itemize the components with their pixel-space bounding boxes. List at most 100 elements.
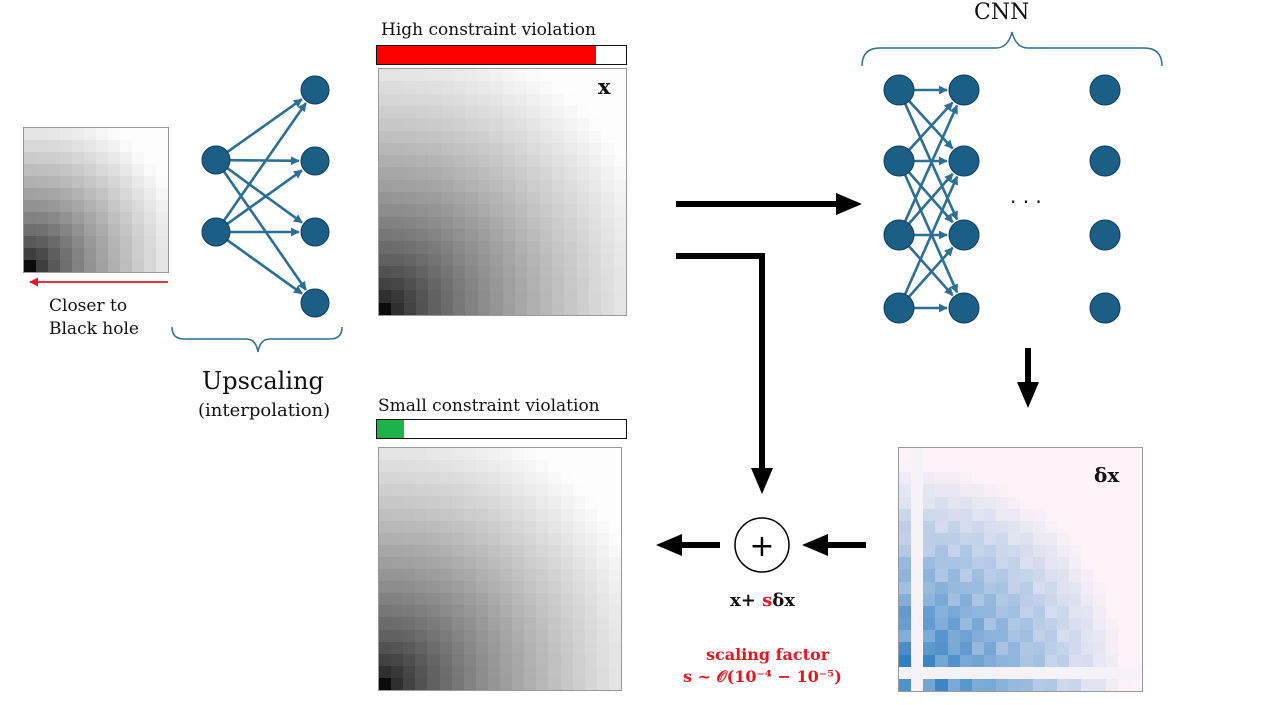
pixel <box>451 520 464 533</box>
pixel <box>477 167 491 180</box>
pixel <box>475 556 488 569</box>
pixel <box>572 556 585 569</box>
pixel <box>477 118 491 131</box>
pixel <box>923 496 936 509</box>
pixel <box>548 677 561 690</box>
pixel <box>1032 460 1045 473</box>
pixel <box>72 212 84 224</box>
pixel <box>560 532 573 545</box>
pixel <box>439 508 452 521</box>
pixel <box>996 678 1009 691</box>
pixel <box>428 142 441 156</box>
pixel <box>923 472 936 485</box>
pixel <box>463 508 476 521</box>
pixel <box>548 484 561 497</box>
pixel <box>84 164 96 176</box>
pixel <box>463 641 476 654</box>
pixel <box>551 167 565 180</box>
pixel <box>48 236 60 248</box>
pixel <box>548 556 561 569</box>
pixel <box>416 265 429 279</box>
pixel <box>391 290 404 303</box>
pixel <box>548 532 561 545</box>
pixel <box>379 93 392 106</box>
pixel <box>527 265 540 279</box>
pixel <box>1081 448 1094 461</box>
pixel <box>428 167 441 180</box>
pixel <box>60 164 72 176</box>
pixel <box>527 302 540 315</box>
pixel <box>24 212 36 224</box>
pixel <box>584 508 597 521</box>
pixel <box>415 605 428 618</box>
pixel <box>923 654 936 667</box>
pixel <box>72 236 84 248</box>
pixel <box>551 216 565 229</box>
pixel <box>984 557 997 570</box>
pixel <box>551 155 565 168</box>
pixel <box>584 484 597 497</box>
pixel <box>1056 533 1070 546</box>
pixel <box>403 216 417 229</box>
pixel <box>415 629 428 642</box>
pixel <box>108 152 120 164</box>
pixel <box>899 630 912 643</box>
pixel <box>451 556 464 569</box>
pixel <box>1044 448 1057 461</box>
pixel <box>415 581 428 594</box>
pixel <box>512 484 525 497</box>
pixel <box>564 216 577 229</box>
pixel <box>391 228 404 242</box>
pixel <box>487 496 500 509</box>
pixel <box>379 241 392 254</box>
pixel <box>463 484 476 497</box>
pixel <box>24 236 36 248</box>
pixel <box>403 677 416 690</box>
pixel <box>572 448 585 461</box>
pixel <box>379 167 392 180</box>
pixel <box>527 69 540 82</box>
pixel <box>512 544 525 557</box>
pixel <box>524 532 537 545</box>
pixel <box>427 484 440 497</box>
arrow-to-sum-head <box>751 468 773 494</box>
pixel <box>439 677 452 690</box>
pixel <box>451 460 464 473</box>
arrow-to-cnn-head <box>836 193 862 215</box>
pixel <box>475 617 488 630</box>
pixel <box>1056 484 1070 497</box>
pixel <box>935 472 948 485</box>
pixel <box>1020 569 1033 582</box>
pixel <box>576 81 589 94</box>
pixel <box>596 484 609 497</box>
pixel <box>500 605 513 618</box>
pixel <box>596 593 609 606</box>
pixel <box>996 460 1009 473</box>
pixel <box>500 593 513 606</box>
pixel <box>935 654 948 667</box>
pixel <box>923 642 936 655</box>
pixel <box>564 302 577 315</box>
pixel <box>1081 533 1094 546</box>
pixel <box>935 508 948 521</box>
pixel <box>613 204 626 217</box>
pixel <box>379 641 392 654</box>
pixel <box>1105 520 1118 534</box>
pixel <box>564 192 577 205</box>
pixel <box>584 472 597 485</box>
pixel <box>1008 654 1021 667</box>
pixel <box>490 93 503 106</box>
pixel <box>156 152 168 164</box>
pixel <box>1129 484 1142 497</box>
pixel <box>391 253 404 266</box>
cnn-title: CNN <box>974 0 1030 25</box>
pixel <box>536 484 549 497</box>
pixel <box>584 520 597 533</box>
pixel <box>1032 496 1045 509</box>
pixel <box>923 448 936 461</box>
pixel <box>524 629 537 642</box>
pixel <box>1117 678 1130 691</box>
pixel <box>439 448 452 461</box>
pixel <box>1117 533 1130 546</box>
pixel <box>536 448 549 461</box>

=====

- PROBLEM: Copy out every line of the listing above that contains the string "head", treating uppercase and lowercase as different.

- RESPONSE TO THE TASK:
arrow-to-sum-head <box>751 468 773 494</box>
arrow-to-cnn-head <box>836 193 862 215</box>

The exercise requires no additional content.